* _WHAT TO PRODUCE_: In the listing, rewrite everything from the line containing "Give me the" down to the line containing "66, 23, 81]", putting "Refund" in place of "Sale Return" and leaving the rest unchanged.
--- START OF MATERIAL ---
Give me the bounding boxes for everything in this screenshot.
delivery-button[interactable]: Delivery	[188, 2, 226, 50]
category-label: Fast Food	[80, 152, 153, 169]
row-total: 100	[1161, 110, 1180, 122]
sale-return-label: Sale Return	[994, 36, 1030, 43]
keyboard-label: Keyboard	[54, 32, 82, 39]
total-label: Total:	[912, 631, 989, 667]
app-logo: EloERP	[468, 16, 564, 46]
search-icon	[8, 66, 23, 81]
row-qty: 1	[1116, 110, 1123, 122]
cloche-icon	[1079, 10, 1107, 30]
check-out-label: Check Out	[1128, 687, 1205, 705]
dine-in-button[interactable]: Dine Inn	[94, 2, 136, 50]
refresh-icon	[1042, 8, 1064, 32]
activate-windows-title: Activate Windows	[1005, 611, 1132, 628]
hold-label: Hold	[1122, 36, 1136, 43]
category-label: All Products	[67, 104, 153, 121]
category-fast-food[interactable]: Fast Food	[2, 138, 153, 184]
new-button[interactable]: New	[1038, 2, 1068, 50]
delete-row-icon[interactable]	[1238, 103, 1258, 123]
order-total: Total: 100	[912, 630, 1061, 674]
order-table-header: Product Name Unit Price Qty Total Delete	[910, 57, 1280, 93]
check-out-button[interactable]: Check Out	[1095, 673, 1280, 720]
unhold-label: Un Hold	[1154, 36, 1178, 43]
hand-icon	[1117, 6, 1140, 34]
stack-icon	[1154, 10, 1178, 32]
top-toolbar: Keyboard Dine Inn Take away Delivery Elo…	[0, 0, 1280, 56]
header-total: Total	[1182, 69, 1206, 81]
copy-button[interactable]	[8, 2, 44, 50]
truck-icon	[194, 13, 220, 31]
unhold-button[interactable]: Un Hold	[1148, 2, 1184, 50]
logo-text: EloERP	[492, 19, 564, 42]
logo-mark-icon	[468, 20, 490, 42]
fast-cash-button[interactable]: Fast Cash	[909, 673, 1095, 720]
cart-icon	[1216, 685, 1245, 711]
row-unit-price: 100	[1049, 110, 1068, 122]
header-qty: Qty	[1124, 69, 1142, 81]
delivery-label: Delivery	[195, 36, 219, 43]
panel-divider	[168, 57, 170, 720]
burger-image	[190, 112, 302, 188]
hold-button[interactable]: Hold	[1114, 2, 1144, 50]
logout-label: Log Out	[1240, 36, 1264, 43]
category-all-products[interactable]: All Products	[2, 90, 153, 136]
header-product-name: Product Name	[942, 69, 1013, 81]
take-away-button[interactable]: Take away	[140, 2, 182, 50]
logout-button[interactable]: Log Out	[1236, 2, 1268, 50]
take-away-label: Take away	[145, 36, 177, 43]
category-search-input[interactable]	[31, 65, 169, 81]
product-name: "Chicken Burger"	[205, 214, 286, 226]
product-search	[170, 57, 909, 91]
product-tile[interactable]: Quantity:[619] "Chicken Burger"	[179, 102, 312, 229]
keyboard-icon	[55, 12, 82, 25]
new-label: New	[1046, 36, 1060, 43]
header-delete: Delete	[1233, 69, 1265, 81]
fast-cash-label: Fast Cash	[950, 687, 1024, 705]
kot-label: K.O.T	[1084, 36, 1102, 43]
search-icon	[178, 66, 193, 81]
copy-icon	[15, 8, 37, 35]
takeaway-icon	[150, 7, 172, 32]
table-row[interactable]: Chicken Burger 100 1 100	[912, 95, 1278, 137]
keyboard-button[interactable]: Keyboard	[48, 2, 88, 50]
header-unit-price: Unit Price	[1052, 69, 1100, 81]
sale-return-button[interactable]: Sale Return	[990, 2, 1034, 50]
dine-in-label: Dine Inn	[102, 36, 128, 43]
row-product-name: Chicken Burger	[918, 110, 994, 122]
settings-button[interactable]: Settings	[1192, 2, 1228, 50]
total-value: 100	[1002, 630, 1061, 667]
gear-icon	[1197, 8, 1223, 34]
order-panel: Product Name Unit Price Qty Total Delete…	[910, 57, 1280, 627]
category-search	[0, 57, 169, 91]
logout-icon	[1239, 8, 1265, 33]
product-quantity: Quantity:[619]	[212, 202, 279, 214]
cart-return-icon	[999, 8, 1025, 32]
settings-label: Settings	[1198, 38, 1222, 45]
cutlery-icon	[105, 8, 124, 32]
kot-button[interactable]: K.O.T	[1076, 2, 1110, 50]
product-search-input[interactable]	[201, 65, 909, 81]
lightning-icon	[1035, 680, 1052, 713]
--- END OF MATERIAL ---
--- START OF MATERIAL ---
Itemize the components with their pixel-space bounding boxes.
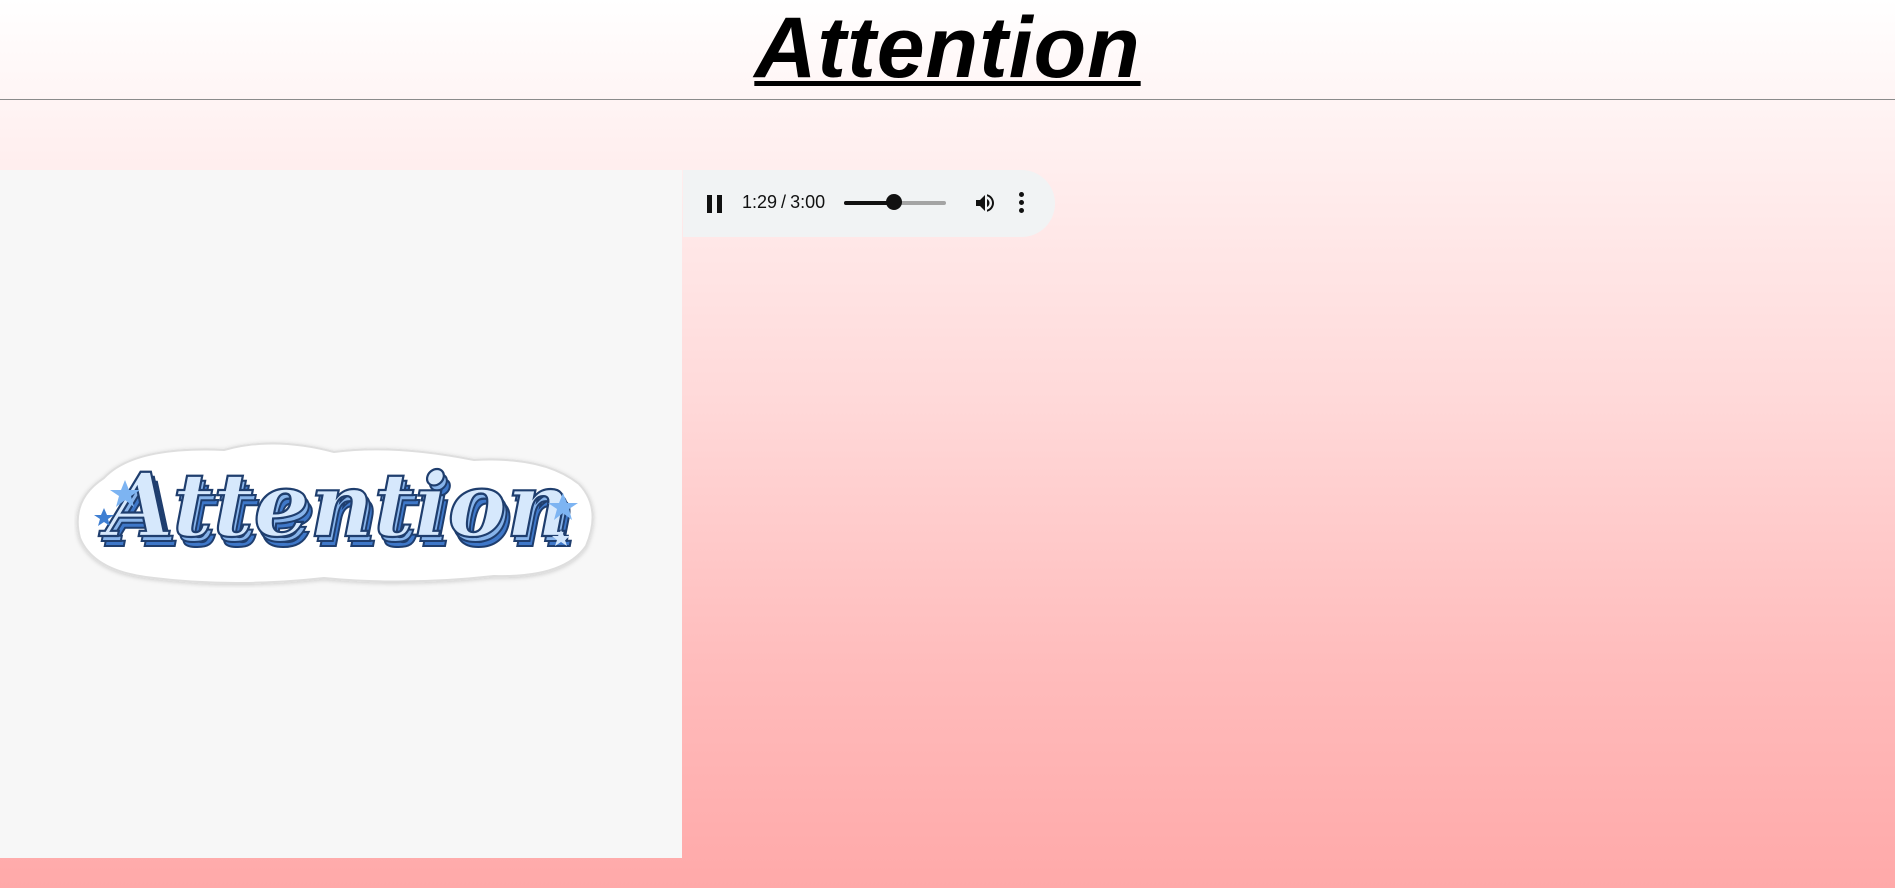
--- END OF MATERIAL ---
* _RESPONSE_:
Give me the bounding boxes for everything in this screenshot.
delivery-button[interactable]: Delivery	[188, 2, 226, 50]
category-label: Fast Food	[80, 152, 153, 169]
row-total: 100	[1161, 110, 1180, 122]
sale-return-label: Refund	[994, 36, 1030, 43]
keyboard-label: Keyboard	[54, 32, 82, 39]
total-label: Total:	[912, 631, 989, 667]
app-logo: EloERP	[468, 16, 564, 46]
search-icon	[8, 66, 23, 81]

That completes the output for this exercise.